═══ Dataset entries ═══

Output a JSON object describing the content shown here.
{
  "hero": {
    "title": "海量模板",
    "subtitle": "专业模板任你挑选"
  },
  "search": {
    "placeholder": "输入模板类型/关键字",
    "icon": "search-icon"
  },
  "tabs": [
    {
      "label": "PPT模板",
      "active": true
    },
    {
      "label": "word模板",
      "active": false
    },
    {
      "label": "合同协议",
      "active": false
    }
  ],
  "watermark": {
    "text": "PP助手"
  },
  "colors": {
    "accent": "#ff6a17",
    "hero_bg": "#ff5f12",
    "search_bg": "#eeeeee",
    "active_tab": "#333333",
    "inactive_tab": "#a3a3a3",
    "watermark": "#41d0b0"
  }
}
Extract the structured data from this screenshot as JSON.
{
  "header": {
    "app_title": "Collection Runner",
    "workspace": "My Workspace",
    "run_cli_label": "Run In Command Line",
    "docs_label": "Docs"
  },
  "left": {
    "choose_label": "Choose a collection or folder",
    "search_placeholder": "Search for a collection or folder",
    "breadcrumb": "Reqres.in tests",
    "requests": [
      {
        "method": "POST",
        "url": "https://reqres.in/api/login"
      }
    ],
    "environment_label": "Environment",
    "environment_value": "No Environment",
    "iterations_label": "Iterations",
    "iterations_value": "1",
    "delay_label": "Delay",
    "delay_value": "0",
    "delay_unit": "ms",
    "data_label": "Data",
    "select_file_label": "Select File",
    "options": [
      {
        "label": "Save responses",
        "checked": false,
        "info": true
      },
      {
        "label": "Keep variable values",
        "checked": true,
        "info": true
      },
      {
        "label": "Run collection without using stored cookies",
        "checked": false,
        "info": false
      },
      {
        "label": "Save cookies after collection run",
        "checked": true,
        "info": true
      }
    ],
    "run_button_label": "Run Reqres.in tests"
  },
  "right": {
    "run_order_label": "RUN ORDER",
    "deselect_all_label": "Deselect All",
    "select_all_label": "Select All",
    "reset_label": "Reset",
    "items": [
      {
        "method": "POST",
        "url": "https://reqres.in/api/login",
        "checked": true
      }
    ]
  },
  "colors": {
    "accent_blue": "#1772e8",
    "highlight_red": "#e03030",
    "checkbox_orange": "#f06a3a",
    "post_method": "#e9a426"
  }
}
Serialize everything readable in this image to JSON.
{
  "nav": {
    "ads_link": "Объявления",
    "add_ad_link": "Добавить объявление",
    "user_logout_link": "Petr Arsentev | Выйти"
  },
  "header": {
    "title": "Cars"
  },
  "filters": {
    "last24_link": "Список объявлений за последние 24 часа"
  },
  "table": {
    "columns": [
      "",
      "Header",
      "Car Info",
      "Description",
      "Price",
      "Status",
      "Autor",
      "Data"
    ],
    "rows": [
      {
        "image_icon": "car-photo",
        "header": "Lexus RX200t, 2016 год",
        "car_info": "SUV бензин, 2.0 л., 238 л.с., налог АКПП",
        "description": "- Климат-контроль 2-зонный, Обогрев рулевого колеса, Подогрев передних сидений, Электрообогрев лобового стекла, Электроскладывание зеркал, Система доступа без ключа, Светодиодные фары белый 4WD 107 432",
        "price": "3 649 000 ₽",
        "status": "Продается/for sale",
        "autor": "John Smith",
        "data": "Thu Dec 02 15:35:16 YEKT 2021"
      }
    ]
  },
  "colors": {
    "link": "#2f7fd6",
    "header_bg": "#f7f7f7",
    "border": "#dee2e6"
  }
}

═══

**Written request:**
Your task is to output all of the data above word for word.

**Response below:**
Output a JSON object describing the content shown here.
{
  "hero": {
    "title": "海量模板",
    "subtitle": "专业模板任你挑选"
  },
  "search": {
    "placeholder": "输入模板类型/关键字",
    "icon": "search-icon"
  },
  "tabs": [
    {
      "label": "PPT模板",
      "active": true
    },
    {
      "label": "word模板",
      "active": false
    },
    {
      "label": "合同协议",
      "active": false
    }
  ],
  "watermark": {
    "text": "PP助手"
  },
  "colors": {
    "accent": "#ff6a17",
    "hero_bg": "#ff5f12",
    "search_bg": "#eeeeee",
    "active_tab": "#333333",
    "inactive_tab": "#a3a3a3",
    "watermark": "#41d0b0"
  }
}
Extract the structured data from this screenshot as JSON.
{
  "header": {
    "app_title": "Collection Runner",
    "workspace": "My Workspace",
    "run_cli_label": "Run In Command Line",
    "docs_label": "Docs"
  },
  "left": {
    "choose_label": "Choose a collection or folder",
    "search_placeholder": "Search for a collection or folder",
    "breadcrumb": "Reqres.in tests",
    "requests": [
      {
        "method": "POST",
        "url": "https://reqres.in/api/login"
      }
    ],
    "environment_label": "Environment",
    "environment_value": "No Environment",
    "iterations_label": "Iterations",
    "iterations_value": "1",
    "delay_label": "Delay",
    "delay_value": "0",
    "delay_unit": "ms",
    "data_label": "Data",
    "select_file_label": "Select File",
    "options": [
      {
        "label": "Save responses",
        "checked": false,
        "info": true
      },
      {
        "label": "Keep variable values",
        "checked": true,
        "info": true
      },
      {
        "label": "Run collection without using stored cookies",
        "checked": false,
        "info": false
      },
      {
        "label": "Save cookies after collection run",
        "checked": true,
        "info": true
      }
    ],
    "run_button_label": "Run Reqres.in tests"
  },
  "right": {
    "run_order_label": "RUN ORDER",
    "deselect_all_label": "Deselect All",
    "select_all_label": "Select All",
    "reset_label": "Reset",
    "items": [
      {
        "method": "POST",
        "url": "https://reqres.in/api/login",
        "checked": true
      }
    ]
  },
  "colors": {
    "accent_blue": "#1772e8",
    "highlight_red": "#e03030",
    "checkbox_orange": "#f06a3a",
    "post_method": "#e9a426"
  }
}
Serialize everything readable in this image to JSON.
{
  "nav": {
    "ads_link": "Объявления",
    "add_ad_link": "Добавить объявление",
    "user_logout_link": "Petr Arsentev | Выйти"
  },
  "header": {
    "title": "Cars"
  },
  "filters": {
    "last24_link": "Список объявлений за последние 24 часа"
  },
  "table": {
    "columns": [
      "",
      "Header",
      "Car Info",
      "Description",
      "Price",
      "Status",
      "Autor",
      "Data"
    ],
    "rows": [
      {
        "image_icon": "car-photo",
        "header": "Lexus RX200t, 2016 год",
        "car_info": "SUV бензин, 2.0 л., 238 л.с., налог АКПП",
        "description": "- Климат-контроль 2-зонный, Обогрев рулевого колеса, Подогрев передних сидений, Электрообогрев лобового стекла, Электроскладывание зеркал, Система доступа без ключа, Светодиодные фары белый 4WD 107 432",
        "price": "3 649 000 ₽",
        "status": "Продается/for sale",
        "autor": "John Smith",
        "data": "Thu Dec 02 15:35:16 YEKT 2021"
      }
    ]
  },
  "colors": {
    "link": "#2f7fd6",
    "header_bg": "#f7f7f7",
    "border": "#dee2e6"
  }
}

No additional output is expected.